━━ Input material

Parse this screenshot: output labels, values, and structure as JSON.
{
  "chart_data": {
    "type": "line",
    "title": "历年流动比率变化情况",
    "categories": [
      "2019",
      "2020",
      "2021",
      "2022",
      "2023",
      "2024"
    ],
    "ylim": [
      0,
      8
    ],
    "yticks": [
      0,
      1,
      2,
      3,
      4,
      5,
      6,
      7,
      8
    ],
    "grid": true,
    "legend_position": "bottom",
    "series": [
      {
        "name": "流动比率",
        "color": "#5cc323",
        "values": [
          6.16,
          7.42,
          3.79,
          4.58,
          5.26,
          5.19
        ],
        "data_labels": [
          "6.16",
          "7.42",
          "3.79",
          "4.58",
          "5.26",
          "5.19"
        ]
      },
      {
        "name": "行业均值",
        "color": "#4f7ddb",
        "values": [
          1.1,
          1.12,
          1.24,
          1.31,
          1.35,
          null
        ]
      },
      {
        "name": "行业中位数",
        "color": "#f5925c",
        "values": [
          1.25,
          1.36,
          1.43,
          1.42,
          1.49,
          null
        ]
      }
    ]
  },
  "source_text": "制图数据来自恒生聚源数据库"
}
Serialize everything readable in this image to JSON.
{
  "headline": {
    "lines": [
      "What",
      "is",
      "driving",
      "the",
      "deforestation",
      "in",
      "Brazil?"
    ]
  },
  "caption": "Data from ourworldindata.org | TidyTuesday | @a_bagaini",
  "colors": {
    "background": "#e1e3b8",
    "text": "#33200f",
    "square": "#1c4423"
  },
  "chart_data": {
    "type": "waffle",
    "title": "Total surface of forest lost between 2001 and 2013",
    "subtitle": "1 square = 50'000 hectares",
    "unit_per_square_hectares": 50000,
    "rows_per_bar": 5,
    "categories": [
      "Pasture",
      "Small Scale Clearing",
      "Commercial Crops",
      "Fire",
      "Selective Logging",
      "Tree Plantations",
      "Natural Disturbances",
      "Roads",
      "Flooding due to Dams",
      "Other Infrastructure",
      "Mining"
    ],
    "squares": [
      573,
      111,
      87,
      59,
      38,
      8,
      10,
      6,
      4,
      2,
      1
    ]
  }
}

━━━━

## What the task asks:
Collect every line above that contains the word "this".

## Solved exercise:
Parse this screenshot: output labels, values, and structure as JSON.
Serialize everything readable in this image to JSON.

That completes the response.